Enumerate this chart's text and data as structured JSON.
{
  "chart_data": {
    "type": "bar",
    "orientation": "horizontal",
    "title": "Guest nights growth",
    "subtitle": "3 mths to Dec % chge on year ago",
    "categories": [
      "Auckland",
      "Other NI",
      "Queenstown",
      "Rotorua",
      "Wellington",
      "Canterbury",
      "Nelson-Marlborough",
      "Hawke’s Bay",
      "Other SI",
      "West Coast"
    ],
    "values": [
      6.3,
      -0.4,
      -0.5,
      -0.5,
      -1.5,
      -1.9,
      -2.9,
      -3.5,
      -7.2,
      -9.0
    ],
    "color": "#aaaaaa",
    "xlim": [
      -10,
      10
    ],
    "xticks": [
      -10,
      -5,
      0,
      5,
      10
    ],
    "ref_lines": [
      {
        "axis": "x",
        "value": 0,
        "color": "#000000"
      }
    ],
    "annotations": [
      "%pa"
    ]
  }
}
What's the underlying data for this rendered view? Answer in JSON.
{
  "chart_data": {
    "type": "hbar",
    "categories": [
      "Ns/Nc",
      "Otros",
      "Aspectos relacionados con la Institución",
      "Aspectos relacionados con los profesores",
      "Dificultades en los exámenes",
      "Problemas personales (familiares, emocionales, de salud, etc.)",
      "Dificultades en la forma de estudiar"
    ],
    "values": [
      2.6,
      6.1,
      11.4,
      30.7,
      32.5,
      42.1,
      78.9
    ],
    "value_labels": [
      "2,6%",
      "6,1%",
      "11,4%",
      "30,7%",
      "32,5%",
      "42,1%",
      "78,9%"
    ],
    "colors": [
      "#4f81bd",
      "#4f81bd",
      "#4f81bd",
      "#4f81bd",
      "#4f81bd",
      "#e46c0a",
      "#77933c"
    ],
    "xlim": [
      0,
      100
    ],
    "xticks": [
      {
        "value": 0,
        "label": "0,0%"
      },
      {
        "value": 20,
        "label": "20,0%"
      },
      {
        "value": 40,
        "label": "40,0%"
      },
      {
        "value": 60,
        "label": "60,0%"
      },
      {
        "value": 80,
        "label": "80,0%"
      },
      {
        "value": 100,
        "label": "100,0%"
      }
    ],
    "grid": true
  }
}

→ **WHAT TO WORK ON**
Point out every line holding the string "relacionados" and copy it.

→ **SOLUTION TO THE EXERCISE**
      "Aspectos relacionados con la Institución",
      "Aspectos relacionados con los profesores",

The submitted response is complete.